◆ DO THIS ◆
Say how many lines include the word "title", using only a number.

## Begin MATERIAL FOR THIS TASK

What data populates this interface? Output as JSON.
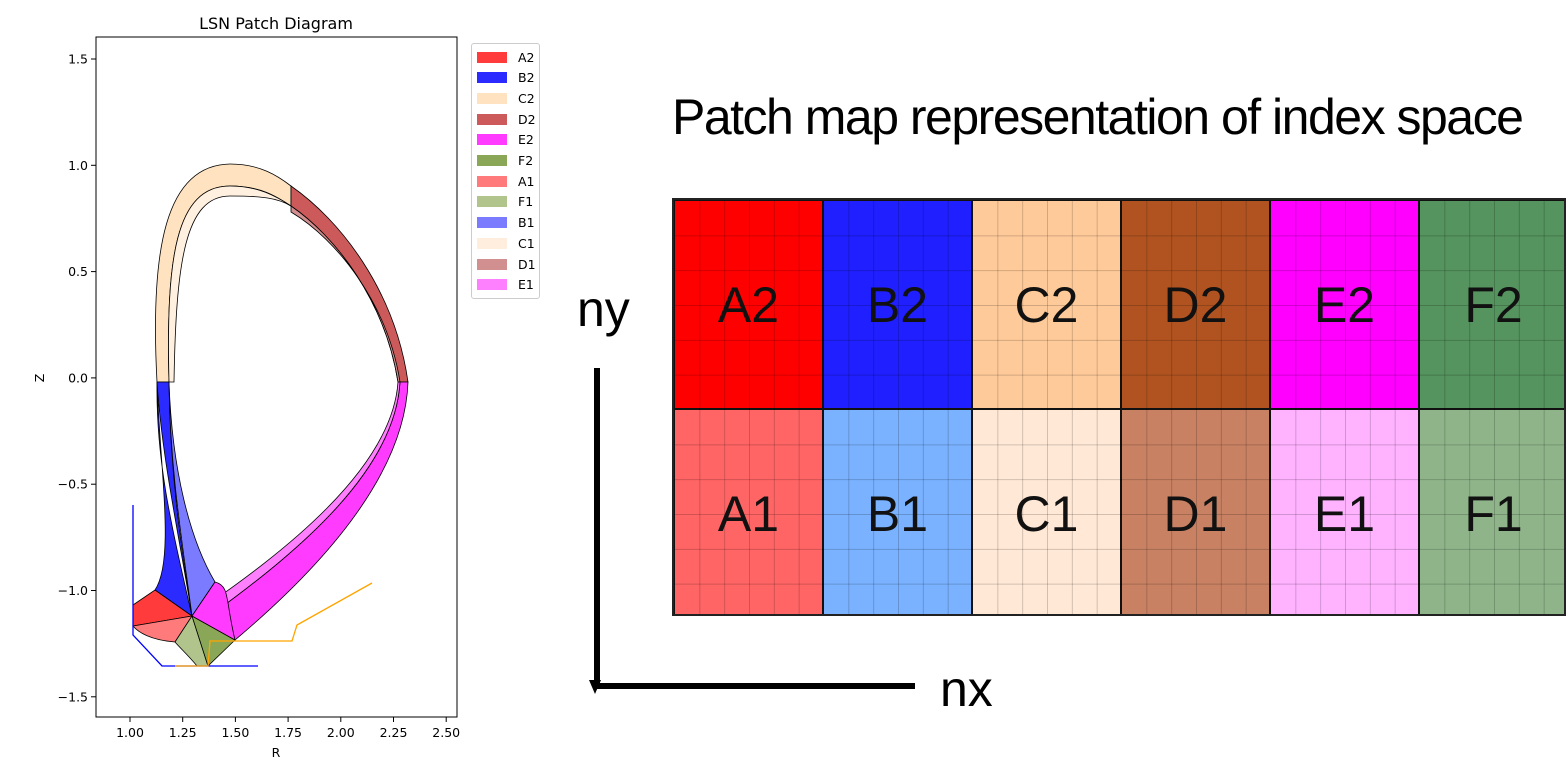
{
  "plot": {
    "title": "LSN Patch Diagram",
    "xlabel": "R",
    "ylabel": "Z",
    "x_ticks": [
      "1.00",
      "1.25",
      "1.50",
      "1.75",
      "2.00",
      "2.25",
      "2.50"
    ],
    "y_ticks": [
      "1.5",
      "1.0",
      "0.5",
      "0.0",
      "−0.5",
      "−1.0",
      "−1.5"
    ]
  },
  "legend": [
    {
      "label": "A2",
      "color": "#ff3b3b"
    },
    {
      "label": "B2",
      "color": "#2b2bff"
    },
    {
      "label": "C2",
      "color": "#ffe3c0"
    },
    {
      "label": "D2",
      "color": "#cc5a5a"
    },
    {
      "label": "E2",
      "color": "#ff3bff"
    },
    {
      "label": "F2",
      "color": "#8aa657"
    },
    {
      "label": "A1",
      "color": "#ff7a7a"
    },
    {
      "label": "F1",
      "color": "#b0c48c"
    },
    {
      "label": "B1",
      "color": "#7b7bff"
    },
    {
      "label": "C1",
      "color": "#ffeedd"
    },
    {
      "label": "D1",
      "color": "#d28f8f"
    },
    {
      "label": "E1",
      "color": "#ff80ff"
    }
  ],
  "patch_map": {
    "title": "Patch map representation of index space",
    "ny_label": "ny",
    "nx_label": "nx",
    "top_row": [
      {
        "label": "A2",
        "color": "#ff0000"
      },
      {
        "label": "B2",
        "color": "#1f1fff"
      },
      {
        "label": "C2",
        "color": "#ffca99"
      },
      {
        "label": "D2",
        "color": "#b05320"
      },
      {
        "label": "E2",
        "color": "#ff00ff"
      },
      {
        "label": "F2",
        "color": "#55935f"
      }
    ],
    "bottom_row": [
      {
        "label": "A1",
        "color": "#ff6565"
      },
      {
        "label": "B1",
        "color": "#7ab2ff"
      },
      {
        "label": "C1",
        "color": "#ffe8d6"
      },
      {
        "label": "D1",
        "color": "#c88163"
      },
      {
        "label": "E1",
        "color": "#ffb3ff"
      },
      {
        "label": "F1",
        "color": "#8fb48a"
      }
    ]
  }
}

## End MATERIAL FOR THIS TASK

◆ SOLUTION ◆
2